SHORT TASK – Please write out the material below exactly as given.

— BEGIN EXTRACTED DATA —

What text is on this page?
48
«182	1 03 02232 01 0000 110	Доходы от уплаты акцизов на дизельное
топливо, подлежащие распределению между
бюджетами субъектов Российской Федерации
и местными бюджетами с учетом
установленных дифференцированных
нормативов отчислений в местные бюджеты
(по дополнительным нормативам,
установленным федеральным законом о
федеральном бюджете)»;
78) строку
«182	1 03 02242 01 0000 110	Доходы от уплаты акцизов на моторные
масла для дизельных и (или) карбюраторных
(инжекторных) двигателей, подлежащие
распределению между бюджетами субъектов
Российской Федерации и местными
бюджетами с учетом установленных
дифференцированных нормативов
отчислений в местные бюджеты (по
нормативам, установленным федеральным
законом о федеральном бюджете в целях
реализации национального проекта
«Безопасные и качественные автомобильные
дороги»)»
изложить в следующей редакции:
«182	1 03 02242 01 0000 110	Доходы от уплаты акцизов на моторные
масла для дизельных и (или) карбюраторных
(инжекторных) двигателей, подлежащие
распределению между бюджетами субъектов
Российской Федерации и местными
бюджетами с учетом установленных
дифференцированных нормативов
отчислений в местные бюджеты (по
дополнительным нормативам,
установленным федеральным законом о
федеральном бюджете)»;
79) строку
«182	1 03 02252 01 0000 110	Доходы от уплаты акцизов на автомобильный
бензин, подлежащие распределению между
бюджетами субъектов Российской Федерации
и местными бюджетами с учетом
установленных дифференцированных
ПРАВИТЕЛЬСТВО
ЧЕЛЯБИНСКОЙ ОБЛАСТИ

— END EXTRACTED DATA —

COMPLETE ANSWER –
What text is on this page?
48
«182	1 03 02232 01 0000 110	Доходы от уплаты акцизов на дизельное
топливо, подлежащие распределению между
бюджетами субъектов Российской Федерации
и местными бюджетами с учетом
установленных дифференцированных
нормативов отчислений в местные бюджеты
(по дополнительным нормативам,
установленным федеральным законом о
федеральном бюджете)»;
78) строку
«182	1 03 02242 01 0000 110	Доходы от уплаты акцизов на моторные
масла для дизельных и (или) карбюраторных
(инжекторных) двигателей, подлежащие
распределению между бюджетами субъектов
Российской Федерации и местными
бюджетами с учетом установленных
дифференцированных нормативов
отчислений в местные бюджеты (по
нормативам, установленным федеральным
законом о федеральном бюджете в целях
реализации национального проекта
«Безопасные и качественные автомобильные
дороги»)»
изложить в следующей редакции:
«182	1 03 02242 01 0000 110	Доходы от уплаты акцизов на моторные
масла для дизельных и (или) карбюраторных
(инжекторных) двигателей, подлежащие
распределению между бюджетами субъектов
Российской Федерации и местными
бюджетами с учетом установленных
дифференцированных нормативов
отчислений в местные бюджеты (по
дополнительным нормативам,
установленным федеральным законом о
федеральном бюджете)»;
79) строку
«182	1 03 02252 01 0000 110	Доходы от уплаты акцизов на автомобильный
бензин, подлежащие распределению между
бюджетами субъектов Российской Федерации
и местными бюджетами с учетом
установленных дифференцированных
ПРАВИТЕЛЬСТВО
ЧЕЛЯБИНСКОЙ ОБЛАСТИ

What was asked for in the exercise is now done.